▶ [Instructions to follow]:
Locate and copy each line in the data that contains the word "香港房价领先指数VS深圳平均房价".

▶ [The data]:
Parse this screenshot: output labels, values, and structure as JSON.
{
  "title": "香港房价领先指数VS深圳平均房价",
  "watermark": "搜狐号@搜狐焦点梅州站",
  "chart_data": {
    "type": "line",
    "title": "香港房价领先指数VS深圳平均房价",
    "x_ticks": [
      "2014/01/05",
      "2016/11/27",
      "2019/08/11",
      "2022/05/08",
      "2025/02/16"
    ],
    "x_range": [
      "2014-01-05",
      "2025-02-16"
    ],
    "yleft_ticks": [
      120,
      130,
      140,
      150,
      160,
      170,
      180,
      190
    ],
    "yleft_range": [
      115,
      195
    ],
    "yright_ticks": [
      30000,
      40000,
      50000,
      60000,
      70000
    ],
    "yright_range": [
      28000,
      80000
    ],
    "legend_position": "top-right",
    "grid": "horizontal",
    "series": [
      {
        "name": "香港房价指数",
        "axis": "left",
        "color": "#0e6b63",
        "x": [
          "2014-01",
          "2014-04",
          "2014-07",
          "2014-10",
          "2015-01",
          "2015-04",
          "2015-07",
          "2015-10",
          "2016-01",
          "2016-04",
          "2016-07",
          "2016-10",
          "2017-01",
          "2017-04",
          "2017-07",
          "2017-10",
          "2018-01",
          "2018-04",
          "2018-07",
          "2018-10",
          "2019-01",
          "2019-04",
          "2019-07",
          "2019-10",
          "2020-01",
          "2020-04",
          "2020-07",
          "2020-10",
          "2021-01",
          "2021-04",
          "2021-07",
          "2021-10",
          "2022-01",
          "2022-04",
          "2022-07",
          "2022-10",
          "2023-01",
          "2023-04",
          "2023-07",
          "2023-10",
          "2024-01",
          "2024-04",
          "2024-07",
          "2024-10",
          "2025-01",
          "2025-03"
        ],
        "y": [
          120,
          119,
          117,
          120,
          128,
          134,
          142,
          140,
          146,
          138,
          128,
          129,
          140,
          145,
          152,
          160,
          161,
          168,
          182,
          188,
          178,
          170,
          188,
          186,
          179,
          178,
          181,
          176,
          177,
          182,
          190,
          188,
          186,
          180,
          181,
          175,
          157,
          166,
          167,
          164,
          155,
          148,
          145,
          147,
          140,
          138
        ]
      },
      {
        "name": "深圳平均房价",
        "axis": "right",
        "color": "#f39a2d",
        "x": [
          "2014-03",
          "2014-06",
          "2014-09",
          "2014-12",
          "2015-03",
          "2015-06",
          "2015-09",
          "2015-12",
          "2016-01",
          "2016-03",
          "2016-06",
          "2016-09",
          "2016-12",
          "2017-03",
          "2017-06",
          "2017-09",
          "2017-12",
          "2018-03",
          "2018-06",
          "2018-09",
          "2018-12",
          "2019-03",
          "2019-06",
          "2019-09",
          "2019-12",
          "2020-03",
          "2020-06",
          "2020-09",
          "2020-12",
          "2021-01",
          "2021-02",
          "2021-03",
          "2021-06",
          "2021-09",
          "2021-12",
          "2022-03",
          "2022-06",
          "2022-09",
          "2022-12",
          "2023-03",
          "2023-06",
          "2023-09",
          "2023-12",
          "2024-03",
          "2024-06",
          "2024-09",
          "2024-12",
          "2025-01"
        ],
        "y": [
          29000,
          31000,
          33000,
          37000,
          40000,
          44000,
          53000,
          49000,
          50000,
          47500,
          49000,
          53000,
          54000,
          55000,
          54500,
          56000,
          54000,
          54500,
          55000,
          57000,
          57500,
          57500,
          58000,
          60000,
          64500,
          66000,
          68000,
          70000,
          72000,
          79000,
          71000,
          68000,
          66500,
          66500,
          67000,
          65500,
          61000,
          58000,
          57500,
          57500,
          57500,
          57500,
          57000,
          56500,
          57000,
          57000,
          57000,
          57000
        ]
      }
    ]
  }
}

▶ [Response]:
  "title": "香港房价领先指数VS深圳平均房价",
    "title": "香港房价领先指数VS深圳平均房价",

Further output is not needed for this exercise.